(Data entries)

----------------------------------------

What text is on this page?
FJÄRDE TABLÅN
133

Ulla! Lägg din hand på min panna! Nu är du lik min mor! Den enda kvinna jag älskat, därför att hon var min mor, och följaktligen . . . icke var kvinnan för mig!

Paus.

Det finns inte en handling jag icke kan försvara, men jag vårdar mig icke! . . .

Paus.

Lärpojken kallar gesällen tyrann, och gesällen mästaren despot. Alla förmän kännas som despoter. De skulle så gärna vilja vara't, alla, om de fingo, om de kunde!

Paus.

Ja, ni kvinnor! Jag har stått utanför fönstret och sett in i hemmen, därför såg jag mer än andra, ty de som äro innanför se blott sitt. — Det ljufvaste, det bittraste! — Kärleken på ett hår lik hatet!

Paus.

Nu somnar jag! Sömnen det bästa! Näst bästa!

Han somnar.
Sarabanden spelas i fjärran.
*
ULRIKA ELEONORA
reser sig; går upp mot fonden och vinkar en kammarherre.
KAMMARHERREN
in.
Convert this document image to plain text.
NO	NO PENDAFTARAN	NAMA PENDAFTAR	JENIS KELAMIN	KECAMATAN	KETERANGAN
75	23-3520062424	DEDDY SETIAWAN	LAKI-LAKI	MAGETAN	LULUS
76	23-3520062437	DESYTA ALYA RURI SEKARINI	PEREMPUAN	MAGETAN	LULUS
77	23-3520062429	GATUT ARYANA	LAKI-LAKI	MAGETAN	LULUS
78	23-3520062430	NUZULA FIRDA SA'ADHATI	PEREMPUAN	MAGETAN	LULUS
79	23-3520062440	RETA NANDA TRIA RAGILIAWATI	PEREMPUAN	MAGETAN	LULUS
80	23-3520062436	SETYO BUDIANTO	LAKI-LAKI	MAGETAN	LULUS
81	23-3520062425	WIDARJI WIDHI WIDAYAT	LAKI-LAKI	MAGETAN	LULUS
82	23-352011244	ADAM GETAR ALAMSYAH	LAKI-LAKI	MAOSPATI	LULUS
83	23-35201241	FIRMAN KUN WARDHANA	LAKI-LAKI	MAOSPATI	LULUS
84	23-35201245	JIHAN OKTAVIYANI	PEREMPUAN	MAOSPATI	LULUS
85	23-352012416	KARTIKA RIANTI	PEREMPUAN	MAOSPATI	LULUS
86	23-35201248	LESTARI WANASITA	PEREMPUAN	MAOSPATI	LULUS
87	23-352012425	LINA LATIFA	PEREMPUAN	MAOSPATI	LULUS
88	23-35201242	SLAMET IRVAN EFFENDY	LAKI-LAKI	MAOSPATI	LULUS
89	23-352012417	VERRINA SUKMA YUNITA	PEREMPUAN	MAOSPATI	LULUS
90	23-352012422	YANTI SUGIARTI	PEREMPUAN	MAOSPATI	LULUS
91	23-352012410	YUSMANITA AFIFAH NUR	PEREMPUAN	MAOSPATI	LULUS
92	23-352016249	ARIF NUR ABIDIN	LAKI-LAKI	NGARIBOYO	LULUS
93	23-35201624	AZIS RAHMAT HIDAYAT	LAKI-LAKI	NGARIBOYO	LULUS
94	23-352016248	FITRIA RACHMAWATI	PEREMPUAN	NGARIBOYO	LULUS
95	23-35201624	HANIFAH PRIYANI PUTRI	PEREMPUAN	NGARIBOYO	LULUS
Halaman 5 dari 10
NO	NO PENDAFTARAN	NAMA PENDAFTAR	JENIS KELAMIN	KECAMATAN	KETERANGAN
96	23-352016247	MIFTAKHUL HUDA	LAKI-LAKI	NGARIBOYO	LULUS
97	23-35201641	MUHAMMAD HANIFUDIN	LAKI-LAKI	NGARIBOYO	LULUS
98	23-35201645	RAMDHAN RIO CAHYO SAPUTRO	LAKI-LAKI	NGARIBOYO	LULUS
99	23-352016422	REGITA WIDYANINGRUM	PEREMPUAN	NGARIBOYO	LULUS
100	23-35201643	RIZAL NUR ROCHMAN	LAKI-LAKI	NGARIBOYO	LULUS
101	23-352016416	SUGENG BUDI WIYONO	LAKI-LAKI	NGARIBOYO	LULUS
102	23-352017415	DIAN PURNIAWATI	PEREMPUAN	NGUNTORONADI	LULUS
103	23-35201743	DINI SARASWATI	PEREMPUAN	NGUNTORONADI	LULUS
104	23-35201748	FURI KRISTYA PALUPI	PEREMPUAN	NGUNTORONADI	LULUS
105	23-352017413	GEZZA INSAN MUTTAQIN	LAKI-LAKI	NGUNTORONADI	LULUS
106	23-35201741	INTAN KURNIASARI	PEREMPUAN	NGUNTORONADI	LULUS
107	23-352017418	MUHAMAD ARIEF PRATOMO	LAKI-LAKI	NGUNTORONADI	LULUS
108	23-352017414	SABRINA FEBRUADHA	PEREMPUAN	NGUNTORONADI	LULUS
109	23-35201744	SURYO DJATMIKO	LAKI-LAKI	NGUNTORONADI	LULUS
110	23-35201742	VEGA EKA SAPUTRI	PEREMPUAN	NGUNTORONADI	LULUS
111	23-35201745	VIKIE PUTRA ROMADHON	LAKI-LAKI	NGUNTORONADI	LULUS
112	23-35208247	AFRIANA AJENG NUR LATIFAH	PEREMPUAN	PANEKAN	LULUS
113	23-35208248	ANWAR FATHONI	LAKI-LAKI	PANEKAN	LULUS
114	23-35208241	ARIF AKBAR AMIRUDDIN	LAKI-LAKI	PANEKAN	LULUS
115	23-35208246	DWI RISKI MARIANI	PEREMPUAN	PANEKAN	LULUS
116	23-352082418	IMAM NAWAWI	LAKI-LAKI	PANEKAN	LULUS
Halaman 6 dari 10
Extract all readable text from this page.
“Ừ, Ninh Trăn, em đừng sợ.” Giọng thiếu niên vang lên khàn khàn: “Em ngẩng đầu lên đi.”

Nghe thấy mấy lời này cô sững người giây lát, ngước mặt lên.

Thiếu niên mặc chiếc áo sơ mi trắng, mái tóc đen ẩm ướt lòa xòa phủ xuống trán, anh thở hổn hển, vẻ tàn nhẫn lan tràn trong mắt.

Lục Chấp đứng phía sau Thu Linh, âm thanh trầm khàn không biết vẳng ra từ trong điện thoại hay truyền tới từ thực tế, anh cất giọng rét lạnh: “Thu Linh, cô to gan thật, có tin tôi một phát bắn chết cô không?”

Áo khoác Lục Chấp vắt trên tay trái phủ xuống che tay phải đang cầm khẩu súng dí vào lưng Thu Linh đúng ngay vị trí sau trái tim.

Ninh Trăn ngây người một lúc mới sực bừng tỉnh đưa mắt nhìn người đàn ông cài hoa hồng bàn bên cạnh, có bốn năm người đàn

----------------------------------------

(Task brief) Print the entries exactly. Include every one.

(Result for this task)
What text is on this page?
FJÄRDE TABLÅN
133

Ulla! Lägg din hand på min panna! Nu är du lik min mor! Den enda kvinna jag älskat, därför att hon var min mor, och följaktligen . . . icke var kvinnan för mig!

Paus.

Det finns inte en handling jag icke kan försvara, men jag vårdar mig icke! . . .

Paus.

Lärpojken kallar gesällen tyrann, och gesällen mästaren despot. Alla förmän kännas som despoter. De skulle så gärna vilja vara't, alla, om de fingo, om de kunde!

Paus.

Ja, ni kvinnor! Jag har stått utanför fönstret och sett in i hemmen, därför såg jag mer än andra, ty de som äro innanför se blott sitt. — Det ljufvaste, det bittraste! — Kärleken på ett hår lik hatet!

Paus.

Nu somnar jag! Sömnen det bästa! Näst bästa!

Han somnar.
Sarabanden spelas i fjärran.
*
ULRIKA ELEONORA
reser sig; går upp mot fonden och vinkar en kammarherre.
KAMMARHERREN
in.
Convert this document image to plain text.
NO	NO PENDAFTARAN	NAMA PENDAFTAR	JENIS KELAMIN	KECAMATAN	KETERANGAN
75	23-3520062424	DEDDY SETIAWAN	LAKI-LAKI	MAGETAN	LULUS
76	23-3520062437	DESYTA ALYA RURI SEKARINI	PEREMPUAN	MAGETAN	LULUS
77	23-3520062429	GATUT ARYANA	LAKI-LAKI	MAGETAN	LULUS
78	23-3520062430	NUZULA FIRDA SA'ADHATI	PEREMPUAN	MAGETAN	LULUS
79	23-3520062440	RETA NANDA TRIA RAGILIAWATI	PEREMPUAN	MAGETAN	LULUS
80	23-3520062436	SETYO BUDIANTO	LAKI-LAKI	MAGETAN	LULUS
81	23-3520062425	WIDARJI WIDHI WIDAYAT	LAKI-LAKI	MAGETAN	LULUS
82	23-352011244	ADAM GETAR ALAMSYAH	LAKI-LAKI	MAOSPATI	LULUS
83	23-35201241	FIRMAN KUN WARDHANA	LAKI-LAKI	MAOSPATI	LULUS
84	23-35201245	JIHAN OKTAVIYANI	PEREMPUAN	MAOSPATI	LULUS
85	23-352012416	KARTIKA RIANTI	PEREMPUAN	MAOSPATI	LULUS
86	23-35201248	LESTARI WANASITA	PEREMPUAN	MAOSPATI	LULUS
87	23-352012425	LINA LATIFA	PEREMPUAN	MAOSPATI	LULUS
88	23-35201242	SLAMET IRVAN EFFENDY	LAKI-LAKI	MAOSPATI	LULUS
89	23-352012417	VERRINA SUKMA YUNITA	PEREMPUAN	MAOSPATI	LULUS
90	23-352012422	YANTI SUGIARTI	PEREMPUAN	MAOSPATI	LULUS
91	23-352012410	YUSMANITA AFIFAH NUR	PEREMPUAN	MAOSPATI	LULUS
92	23-352016249	ARIF NUR ABIDIN	LAKI-LAKI	NGARIBOYO	LULUS
93	23-35201624	AZIS RAHMAT HIDAYAT	LAKI-LAKI	NGARIBOYO	LULUS
94	23-352016248	FITRIA RACHMAWATI	PEREMPUAN	NGARIBOYO	LULUS
95	23-35201624	HANIFAH PRIYANI PUTRI	PEREMPUAN	NGARIBOYO	LULUS
Halaman 5 dari 10
NO	NO PENDAFTARAN	NAMA PENDAFTAR	JENIS KELAMIN	KECAMATAN	KETERANGAN
96	23-352016247	MIFTAKHUL HUDA	LAKI-LAKI	NGARIBOYO	LULUS
97	23-35201641	MUHAMMAD HANIFUDIN	LAKI-LAKI	NGARIBOYO	LULUS
98	23-35201645	RAMDHAN RIO CAHYO SAPUTRO	LAKI-LAKI	NGARIBOYO	LULUS
99	23-352016422	REGITA WIDYANINGRUM	PEREMPUAN	NGARIBOYO	LULUS
100	23-35201643	RIZAL NUR ROCHMAN	LAKI-LAKI	NGARIBOYO	LULUS
101	23-352016416	SUGENG BUDI WIYONO	LAKI-LAKI	NGARIBOYO	LULUS
102	23-352017415	DIAN PURNIAWATI	PEREMPUAN	NGUNTORONADI	LULUS
103	23-35201743	DINI SARASWATI	PEREMPUAN	NGUNTORONADI	LULUS
104	23-35201748	FURI KRISTYA PALUPI	PEREMPUAN	NGUNTORONADI	LULUS
105	23-352017413	GEZZA INSAN MUTTAQIN	LAKI-LAKI	NGUNTORONADI	LULUS
106	23-35201741	INTAN KURNIASARI	PEREMPUAN	NGUNTORONADI	LULUS
107	23-352017418	MUHAMAD ARIEF PRATOMO	LAKI-LAKI	NGUNTORONADI	LULUS
108	23-352017414	SABRINA FEBRUADHA	PEREMPUAN	NGUNTORONADI	LULUS
109	23-35201744	SURYO DJATMIKO	LAKI-LAKI	NGUNTORONADI	LULUS
110	23-35201742	VEGA EKA SAPUTRI	PEREMPUAN	NGUNTORONADI	LULUS
111	23-35201745	VIKIE PUTRA ROMADHON	LAKI-LAKI	NGUNTORONADI	LULUS
112	23-35208247	AFRIANA AJENG NUR LATIFAH	PEREMPUAN	PANEKAN	LULUS
113	23-35208248	ANWAR FATHONI	LAKI-LAKI	PANEKAN	LULUS
114	23-35208241	ARIF AKBAR AMIRUDDIN	LAKI-LAKI	PANEKAN	LULUS
115	23-35208246	DWI RISKI MARIANI	PEREMPUAN	PANEKAN	LULUS
116	23-352082418	IMAM NAWAWI	LAKI-LAKI	PANEKAN	LULUS
Halaman 6 dari 10
Extract all readable text from this page.
“Ừ, Ninh Trăn, em đừng sợ.” Giọng thiếu niên vang lên khàn khàn: “Em ngẩng đầu lên đi.”

Nghe thấy mấy lời này cô sững người giây lát, ngước mặt lên.

Thiếu niên mặc chiếc áo sơ mi trắng, mái tóc đen ẩm ướt lòa xòa phủ xuống trán, anh thở hổn hển, vẻ tàn nhẫn lan tràn trong mắt.

Lục Chấp đứng phía sau Thu Linh, âm thanh trầm khàn không biết vẳng ra từ trong điện thoại hay truyền tới từ thực tế, anh cất giọng rét lạnh: “Thu Linh, cô to gan thật, có tin tôi một phát bắn chết cô không?”

Áo khoác Lục Chấp vắt trên tay trái phủ xuống che tay phải đang cầm khẩu súng dí vào lưng Thu Linh đúng ngay vị trí sau trái tim.

Ninh Trăn ngây người một lúc mới sực bừng tỉnh đưa mắt nhìn người đàn ông cài hoa hồng bàn bên cạnh, có bốn năm người đàn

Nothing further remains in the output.